(Records excerpted from a collection)
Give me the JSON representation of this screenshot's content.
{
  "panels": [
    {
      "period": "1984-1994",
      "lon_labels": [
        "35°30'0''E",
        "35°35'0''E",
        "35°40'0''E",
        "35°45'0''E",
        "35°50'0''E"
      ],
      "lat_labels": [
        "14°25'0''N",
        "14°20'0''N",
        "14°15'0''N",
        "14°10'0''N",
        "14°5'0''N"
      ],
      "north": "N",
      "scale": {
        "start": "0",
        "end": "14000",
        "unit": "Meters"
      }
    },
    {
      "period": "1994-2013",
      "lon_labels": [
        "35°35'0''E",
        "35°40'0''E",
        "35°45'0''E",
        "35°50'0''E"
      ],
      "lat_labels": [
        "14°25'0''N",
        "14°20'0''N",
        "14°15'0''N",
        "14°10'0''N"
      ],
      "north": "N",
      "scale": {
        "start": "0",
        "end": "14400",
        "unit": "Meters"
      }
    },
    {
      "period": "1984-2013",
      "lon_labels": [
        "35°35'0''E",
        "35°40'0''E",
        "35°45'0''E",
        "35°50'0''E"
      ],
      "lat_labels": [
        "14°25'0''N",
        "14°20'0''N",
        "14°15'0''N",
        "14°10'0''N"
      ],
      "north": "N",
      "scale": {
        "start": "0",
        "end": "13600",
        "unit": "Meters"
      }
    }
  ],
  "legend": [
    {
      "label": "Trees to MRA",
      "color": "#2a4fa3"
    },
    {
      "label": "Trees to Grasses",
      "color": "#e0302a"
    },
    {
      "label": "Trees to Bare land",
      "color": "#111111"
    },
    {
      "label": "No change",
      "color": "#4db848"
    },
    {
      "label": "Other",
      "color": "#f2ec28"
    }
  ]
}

**Work instructions**
The records above must be output exactly, in full.

**Solution to the problem**
Give me the JSON representation of this screenshot's content.
{
  "panels": [
    {
      "period": "1984-1994",
      "lon_labels": [
        "35°30'0''E",
        "35°35'0''E",
        "35°40'0''E",
        "35°45'0''E",
        "35°50'0''E"
      ],
      "lat_labels": [
        "14°25'0''N",
        "14°20'0''N",
        "14°15'0''N",
        "14°10'0''N",
        "14°5'0''N"
      ],
      "north": "N",
      "scale": {
        "start": "0",
        "end": "14000",
        "unit": "Meters"
      }
    },
    {
      "period": "1994-2013",
      "lon_labels": [
        "35°35'0''E",
        "35°40'0''E",
        "35°45'0''E",
        "35°50'0''E"
      ],
      "lat_labels": [
        "14°25'0''N",
        "14°20'0''N",
        "14°15'0''N",
        "14°10'0''N"
      ],
      "north": "N",
      "scale": {
        "start": "0",
        "end": "14400",
        "unit": "Meters"
      }
    },
    {
      "period": "1984-2013",
      "lon_labels": [
        "35°35'0''E",
        "35°40'0''E",
        "35°45'0''E",
        "35°50'0''E"
      ],
      "lat_labels": [
        "14°25'0''N",
        "14°20'0''N",
        "14°15'0''N",
        "14°10'0''N"
      ],
      "north": "N",
      "scale": {
        "start": "0",
        "end": "13600",
        "unit": "Meters"
      }
    }
  ],
  "legend": [
    {
      "label": "Trees to MRA",
      "color": "#2a4fa3"
    },
    {
      "label": "Trees to Grasses",
      "color": "#e0302a"
    },
    {
      "label": "Trees to Bare land",
      "color": "#111111"
    },
    {
      "label": "No change",
      "color": "#4db848"
    },
    {
      "label": "Other",
      "color": "#f2ec28"
    }
  ]
}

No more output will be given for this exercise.